[Start of The records]
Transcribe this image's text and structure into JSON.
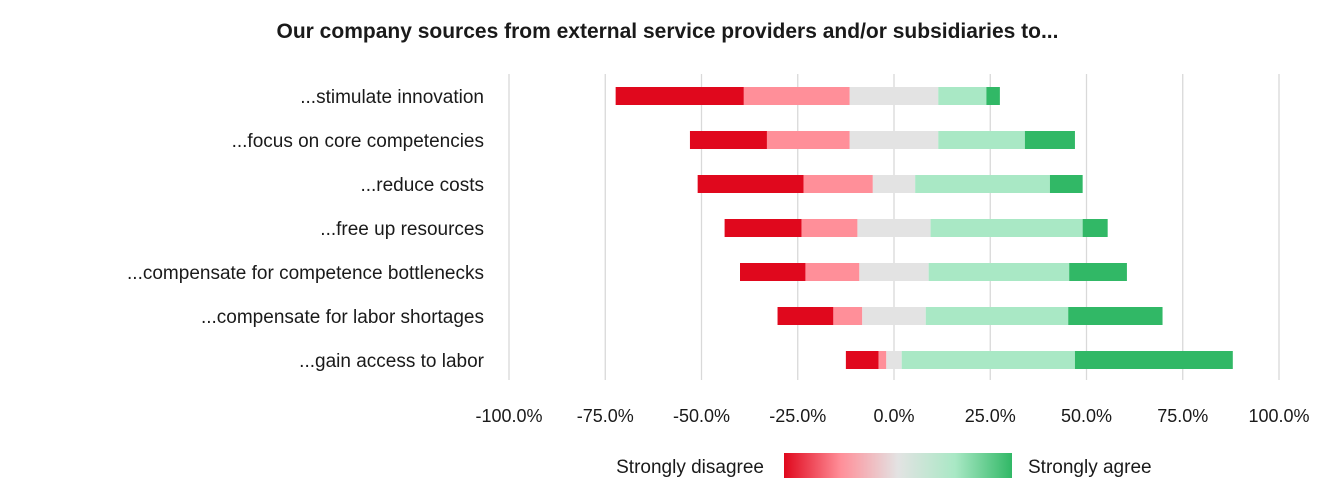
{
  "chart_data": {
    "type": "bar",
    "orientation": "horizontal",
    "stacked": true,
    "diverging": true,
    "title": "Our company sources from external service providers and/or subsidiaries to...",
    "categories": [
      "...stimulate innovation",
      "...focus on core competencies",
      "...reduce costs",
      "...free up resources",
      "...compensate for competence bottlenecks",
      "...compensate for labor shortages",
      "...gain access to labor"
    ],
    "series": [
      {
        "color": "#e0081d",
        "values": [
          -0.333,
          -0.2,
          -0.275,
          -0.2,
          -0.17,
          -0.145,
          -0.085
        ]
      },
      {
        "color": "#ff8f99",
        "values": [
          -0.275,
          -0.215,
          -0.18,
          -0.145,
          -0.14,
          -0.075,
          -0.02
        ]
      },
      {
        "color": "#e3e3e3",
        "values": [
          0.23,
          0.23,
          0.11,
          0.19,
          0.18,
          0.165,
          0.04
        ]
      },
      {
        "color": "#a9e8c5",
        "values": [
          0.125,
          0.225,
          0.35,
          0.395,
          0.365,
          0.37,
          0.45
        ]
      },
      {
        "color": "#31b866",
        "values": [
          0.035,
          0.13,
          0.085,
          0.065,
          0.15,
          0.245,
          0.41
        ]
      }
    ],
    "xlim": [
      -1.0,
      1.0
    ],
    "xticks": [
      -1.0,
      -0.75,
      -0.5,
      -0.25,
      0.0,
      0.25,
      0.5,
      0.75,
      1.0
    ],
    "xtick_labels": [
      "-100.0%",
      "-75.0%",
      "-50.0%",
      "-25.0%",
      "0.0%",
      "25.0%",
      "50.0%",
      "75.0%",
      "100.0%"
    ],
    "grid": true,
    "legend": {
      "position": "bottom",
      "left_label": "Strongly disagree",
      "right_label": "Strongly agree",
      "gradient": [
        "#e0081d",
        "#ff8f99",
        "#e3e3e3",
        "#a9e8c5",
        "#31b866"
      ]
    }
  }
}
[End of The records]
Write out every entry again word for word, without any of the pictures.

Transcribe this image's text and structure into JSON.
{
  "chart_data": {
    "type": "bar",
    "orientation": "horizontal",
    "stacked": true,
    "diverging": true,
    "title": "Our company sources from external service providers and/or subsidiaries to...",
    "categories": [
      "...stimulate innovation",
      "...focus on core competencies",
      "...reduce costs",
      "...free up resources",
      "...compensate for competence bottlenecks",
      "...compensate for labor shortages",
      "...gain access to labor"
    ],
    "series": [
      {
        "color": "#e0081d",
        "values": [
          -0.333,
          -0.2,
          -0.275,
          -0.2,
          -0.17,
          -0.145,
          -0.085
        ]
      },
      {
        "color": "#ff8f99",
        "values": [
          -0.275,
          -0.215,
          -0.18,
          -0.145,
          -0.14,
          -0.075,
          -0.02
        ]
      },
      {
        "color": "#e3e3e3",
        "values": [
          0.23,
          0.23,
          0.11,
          0.19,
          0.18,
          0.165,
          0.04
        ]
      },
      {
        "color": "#a9e8c5",
        "values": [
          0.125,
          0.225,
          0.35,
          0.395,
          0.365,
          0.37,
          0.45
        ]
      },
      {
        "color": "#31b866",
        "values": [
          0.035,
          0.13,
          0.085,
          0.065,
          0.15,
          0.245,
          0.41
        ]
      }
    ],
    "xlim": [
      -1.0,
      1.0
    ],
    "xticks": [
      -1.0,
      -0.75,
      -0.5,
      -0.25,
      0.0,
      0.25,
      0.5,
      0.75,
      1.0
    ],
    "xtick_labels": [
      "-100.0%",
      "-75.0%",
      "-50.0%",
      "-25.0%",
      "0.0%",
      "25.0%",
      "50.0%",
      "75.0%",
      "100.0%"
    ],
    "grid": true,
    "legend": {
      "position": "bottom",
      "left_label": "Strongly disagree",
      "right_label": "Strongly agree",
      "gradient": [
        "#e0081d",
        "#ff8f99",
        "#e3e3e3",
        "#a9e8c5",
        "#31b866"
      ]
    }
  }
}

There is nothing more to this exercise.